**WORK TO COMPLETE:** Copy out the line containing "Convert this document image to plain text." and each line after it, through the last one in the material, exactly as written.

**RECORDS FOR THE TASK:**

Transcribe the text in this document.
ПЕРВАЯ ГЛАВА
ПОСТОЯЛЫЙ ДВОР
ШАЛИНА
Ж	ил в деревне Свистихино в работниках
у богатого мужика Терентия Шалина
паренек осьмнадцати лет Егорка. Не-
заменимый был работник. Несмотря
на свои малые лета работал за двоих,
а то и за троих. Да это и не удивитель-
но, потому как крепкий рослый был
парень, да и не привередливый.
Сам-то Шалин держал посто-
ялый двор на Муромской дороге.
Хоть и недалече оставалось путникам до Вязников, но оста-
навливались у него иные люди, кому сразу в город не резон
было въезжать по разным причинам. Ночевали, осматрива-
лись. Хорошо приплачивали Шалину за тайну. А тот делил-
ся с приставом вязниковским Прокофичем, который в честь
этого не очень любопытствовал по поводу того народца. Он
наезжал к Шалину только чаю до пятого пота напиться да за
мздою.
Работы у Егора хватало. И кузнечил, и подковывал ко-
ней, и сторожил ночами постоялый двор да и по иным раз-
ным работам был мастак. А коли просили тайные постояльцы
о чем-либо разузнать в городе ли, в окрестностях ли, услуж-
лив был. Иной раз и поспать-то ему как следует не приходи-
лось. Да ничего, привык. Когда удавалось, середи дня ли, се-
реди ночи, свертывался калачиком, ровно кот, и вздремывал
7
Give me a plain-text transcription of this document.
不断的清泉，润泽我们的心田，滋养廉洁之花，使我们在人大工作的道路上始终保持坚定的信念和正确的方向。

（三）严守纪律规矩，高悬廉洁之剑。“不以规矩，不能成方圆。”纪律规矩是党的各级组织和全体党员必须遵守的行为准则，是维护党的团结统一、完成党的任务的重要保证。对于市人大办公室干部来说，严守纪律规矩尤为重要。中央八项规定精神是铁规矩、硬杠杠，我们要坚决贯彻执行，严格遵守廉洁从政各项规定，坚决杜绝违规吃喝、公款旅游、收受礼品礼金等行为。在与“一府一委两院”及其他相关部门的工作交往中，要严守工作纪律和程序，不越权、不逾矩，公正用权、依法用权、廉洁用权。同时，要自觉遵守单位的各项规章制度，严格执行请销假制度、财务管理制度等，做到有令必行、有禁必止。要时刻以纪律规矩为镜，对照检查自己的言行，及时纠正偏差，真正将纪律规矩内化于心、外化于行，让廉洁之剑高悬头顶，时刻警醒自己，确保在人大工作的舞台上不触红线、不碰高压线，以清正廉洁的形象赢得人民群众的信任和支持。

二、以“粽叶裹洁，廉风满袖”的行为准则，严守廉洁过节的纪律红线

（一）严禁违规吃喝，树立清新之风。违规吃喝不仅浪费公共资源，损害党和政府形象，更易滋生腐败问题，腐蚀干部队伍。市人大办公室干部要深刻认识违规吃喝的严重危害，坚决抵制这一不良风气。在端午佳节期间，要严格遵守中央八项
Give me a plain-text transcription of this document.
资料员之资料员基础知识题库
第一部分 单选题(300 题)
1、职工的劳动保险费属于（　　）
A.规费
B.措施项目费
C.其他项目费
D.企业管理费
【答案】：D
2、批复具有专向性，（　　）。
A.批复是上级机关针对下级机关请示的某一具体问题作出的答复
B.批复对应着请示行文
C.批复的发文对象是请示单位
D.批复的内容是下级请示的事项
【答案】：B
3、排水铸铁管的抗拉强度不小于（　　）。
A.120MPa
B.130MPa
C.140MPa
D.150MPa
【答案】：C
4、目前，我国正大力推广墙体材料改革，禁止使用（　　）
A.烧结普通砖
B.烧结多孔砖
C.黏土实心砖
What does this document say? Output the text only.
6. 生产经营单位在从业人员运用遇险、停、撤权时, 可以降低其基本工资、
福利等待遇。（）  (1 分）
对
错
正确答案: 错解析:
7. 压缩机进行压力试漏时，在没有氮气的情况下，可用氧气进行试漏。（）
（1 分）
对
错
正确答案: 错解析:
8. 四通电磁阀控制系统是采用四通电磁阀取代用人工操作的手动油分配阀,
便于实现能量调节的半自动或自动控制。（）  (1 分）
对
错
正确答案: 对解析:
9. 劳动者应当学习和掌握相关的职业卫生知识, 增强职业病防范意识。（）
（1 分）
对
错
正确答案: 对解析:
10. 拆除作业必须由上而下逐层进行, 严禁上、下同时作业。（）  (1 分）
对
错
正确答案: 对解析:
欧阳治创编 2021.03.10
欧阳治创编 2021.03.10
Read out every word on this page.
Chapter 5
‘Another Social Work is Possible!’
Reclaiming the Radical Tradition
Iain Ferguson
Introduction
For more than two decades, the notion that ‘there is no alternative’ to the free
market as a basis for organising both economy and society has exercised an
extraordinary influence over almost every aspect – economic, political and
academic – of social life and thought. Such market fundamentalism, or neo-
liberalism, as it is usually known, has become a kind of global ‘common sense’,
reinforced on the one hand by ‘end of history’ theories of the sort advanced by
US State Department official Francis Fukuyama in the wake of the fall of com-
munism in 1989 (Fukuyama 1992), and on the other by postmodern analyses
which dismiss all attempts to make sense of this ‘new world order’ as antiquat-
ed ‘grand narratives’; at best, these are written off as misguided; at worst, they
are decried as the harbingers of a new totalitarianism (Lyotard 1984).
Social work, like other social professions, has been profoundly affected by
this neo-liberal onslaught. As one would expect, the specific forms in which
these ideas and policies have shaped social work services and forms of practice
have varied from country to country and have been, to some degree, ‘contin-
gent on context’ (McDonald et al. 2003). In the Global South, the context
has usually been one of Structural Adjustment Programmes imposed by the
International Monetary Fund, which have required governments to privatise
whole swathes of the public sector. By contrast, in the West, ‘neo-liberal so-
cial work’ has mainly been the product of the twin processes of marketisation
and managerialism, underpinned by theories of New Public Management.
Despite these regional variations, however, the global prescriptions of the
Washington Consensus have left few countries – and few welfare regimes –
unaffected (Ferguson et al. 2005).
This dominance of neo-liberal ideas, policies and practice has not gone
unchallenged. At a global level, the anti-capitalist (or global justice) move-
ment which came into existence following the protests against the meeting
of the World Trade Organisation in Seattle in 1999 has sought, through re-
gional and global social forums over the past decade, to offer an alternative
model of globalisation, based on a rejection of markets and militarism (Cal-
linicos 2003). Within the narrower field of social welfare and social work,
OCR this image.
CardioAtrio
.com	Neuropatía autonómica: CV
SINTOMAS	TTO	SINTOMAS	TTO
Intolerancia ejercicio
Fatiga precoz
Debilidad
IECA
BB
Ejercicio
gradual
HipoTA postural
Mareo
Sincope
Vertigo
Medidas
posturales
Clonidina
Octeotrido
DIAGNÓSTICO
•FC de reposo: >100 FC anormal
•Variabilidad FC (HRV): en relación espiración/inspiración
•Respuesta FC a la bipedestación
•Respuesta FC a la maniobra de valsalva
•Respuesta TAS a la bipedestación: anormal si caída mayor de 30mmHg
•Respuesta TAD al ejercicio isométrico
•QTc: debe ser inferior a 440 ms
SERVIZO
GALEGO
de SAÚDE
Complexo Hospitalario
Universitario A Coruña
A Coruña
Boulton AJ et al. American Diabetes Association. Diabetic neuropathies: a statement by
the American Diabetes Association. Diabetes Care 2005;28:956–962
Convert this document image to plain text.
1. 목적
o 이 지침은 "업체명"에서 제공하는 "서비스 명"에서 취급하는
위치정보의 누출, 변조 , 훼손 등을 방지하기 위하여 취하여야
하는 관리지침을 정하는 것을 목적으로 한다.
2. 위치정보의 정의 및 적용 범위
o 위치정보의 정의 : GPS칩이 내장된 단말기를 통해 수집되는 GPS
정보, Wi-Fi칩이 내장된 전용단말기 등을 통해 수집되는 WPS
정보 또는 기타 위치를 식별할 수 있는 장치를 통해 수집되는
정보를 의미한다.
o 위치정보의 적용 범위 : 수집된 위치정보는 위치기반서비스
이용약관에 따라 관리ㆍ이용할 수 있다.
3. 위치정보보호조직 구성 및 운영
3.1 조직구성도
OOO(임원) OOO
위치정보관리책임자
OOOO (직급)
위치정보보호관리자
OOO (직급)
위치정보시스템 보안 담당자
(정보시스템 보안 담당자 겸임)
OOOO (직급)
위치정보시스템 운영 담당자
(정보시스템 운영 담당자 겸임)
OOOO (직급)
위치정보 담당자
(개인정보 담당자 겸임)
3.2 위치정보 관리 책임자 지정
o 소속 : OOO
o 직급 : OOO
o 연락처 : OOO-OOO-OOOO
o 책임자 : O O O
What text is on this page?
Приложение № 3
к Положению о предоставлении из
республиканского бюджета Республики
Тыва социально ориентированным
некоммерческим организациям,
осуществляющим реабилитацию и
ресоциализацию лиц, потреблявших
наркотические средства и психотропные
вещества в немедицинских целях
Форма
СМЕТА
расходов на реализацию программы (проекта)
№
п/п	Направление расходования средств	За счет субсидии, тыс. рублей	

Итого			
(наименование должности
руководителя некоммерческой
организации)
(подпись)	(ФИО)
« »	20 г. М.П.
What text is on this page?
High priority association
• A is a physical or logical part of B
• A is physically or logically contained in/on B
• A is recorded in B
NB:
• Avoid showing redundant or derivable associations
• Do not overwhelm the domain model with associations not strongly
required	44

**SOLUTION:**
Convert this document image to plain text.
1. 목적
o 이 지침은 "업체명"에서 제공하는 "서비스 명"에서 취급하는
위치정보의 누출, 변조 , 훼손 등을 방지하기 위하여 취하여야
하는 관리지침을 정하는 것을 목적으로 한다.
2. 위치정보의 정의 및 적용 범위
o 위치정보의 정의 : GPS칩이 내장된 단말기를 통해 수집되는 GPS
정보, Wi-Fi칩이 내장된 전용단말기 등을 통해 수집되는 WPS
정보 또는 기타 위치를 식별할 수 있는 장치를 통해 수집되는
정보를 의미한다.
o 위치정보의 적용 범위 : 수집된 위치정보는 위치기반서비스
이용약관에 따라 관리ㆍ이용할 수 있다.
3. 위치정보보호조직 구성 및 운영
3.1 조직구성도
OOO(임원) OOO
위치정보관리책임자
OOOO (직급)
위치정보보호관리자
OOO (직급)
위치정보시스템 보안 담당자
(정보시스템 보안 담당자 겸임)
OOOO (직급)
위치정보시스템 운영 담당자
(정보시스템 운영 담당자 겸임)
OOOO (직급)
위치정보 담당자
(개인정보 담당자 겸임)
3.2 위치정보 관리 책임자 지정
o 소속 : OOO
o 직급 : OOO
o 연락처 : OOO-OOO-OOOO
o 책임자 : O O O
What text is on this page?
Приложение № 3
к Положению о предоставлении из
республиканского бюджета Республики
Тыва социально ориентированным
некоммерческим организациям,
осуществляющим реабилитацию и
ресоциализацию лиц, потреблявших
наркотические средства и психотропные
вещества в немедицинских целях
Форма
СМЕТА
расходов на реализацию программы (проекта)
№
п/п	Направление расходования средств	За счет субсидии, тыс. рублей	

Итого			
(наименование должности
руководителя некоммерческой
организации)
(подпись)	(ФИО)
« »	20 г. М.П.
What text is on this page?
High priority association
• A is a physical or logical part of B
• A is physically or logically contained in/on B
• A is recorded in B
NB:
• Avoid showing redundant or derivable associations
• Do not overwhelm the domain model with associations not strongly
required	44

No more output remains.